◆ Directive ◆
Repeat the material exactly, leaving nothing out.

◆ Data for processing ◆
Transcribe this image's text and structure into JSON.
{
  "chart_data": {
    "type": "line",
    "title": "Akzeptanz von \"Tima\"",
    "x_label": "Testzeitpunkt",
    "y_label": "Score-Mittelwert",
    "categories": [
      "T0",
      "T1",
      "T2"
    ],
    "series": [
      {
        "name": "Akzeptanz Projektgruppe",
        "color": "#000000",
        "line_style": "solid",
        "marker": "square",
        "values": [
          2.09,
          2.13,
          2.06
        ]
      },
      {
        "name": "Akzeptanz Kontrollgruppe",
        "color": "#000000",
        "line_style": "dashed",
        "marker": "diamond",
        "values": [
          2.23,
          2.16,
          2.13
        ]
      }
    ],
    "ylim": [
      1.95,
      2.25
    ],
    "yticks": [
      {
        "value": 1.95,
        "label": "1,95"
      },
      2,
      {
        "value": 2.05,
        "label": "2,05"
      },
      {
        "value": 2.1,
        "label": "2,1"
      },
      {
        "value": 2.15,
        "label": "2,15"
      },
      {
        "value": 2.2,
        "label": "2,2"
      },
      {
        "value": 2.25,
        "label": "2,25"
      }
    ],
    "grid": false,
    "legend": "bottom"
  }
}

◆ Finished task ◆
Transcribe this image's text and structure into JSON.
{
  "chart_data": {
    "type": "line",
    "title": "Akzeptanz von \"Tima\"",
    "x_label": "Testzeitpunkt",
    "y_label": "Score-Mittelwert",
    "categories": [
      "T0",
      "T1",
      "T2"
    ],
    "series": [
      {
        "name": "Akzeptanz Projektgruppe",
        "color": "#000000",
        "line_style": "solid",
        "marker": "square",
        "values": [
          2.09,
          2.13,
          2.06
        ]
      },
      {
        "name": "Akzeptanz Kontrollgruppe",
        "color": "#000000",
        "line_style": "dashed",
        "marker": "diamond",
        "values": [
          2.23,
          2.16,
          2.13
        ]
      }
    ],
    "ylim": [
      1.95,
      2.25
    ],
    "yticks": [
      {
        "value": 1.95,
        "label": "1,95"
      },
      2,
      {
        "value": 2.05,
        "label": "2,05"
      },
      {
        "value": 2.1,
        "label": "2,1"
      },
      {
        "value": 2.15,
        "label": "2,15"
      },
      {
        "value": 2.2,
        "label": "2,2"
      },
      {
        "value": 2.25,
        "label": "2,25"
      }
    ],
    "grid": false,
    "legend": "bottom"
  }
}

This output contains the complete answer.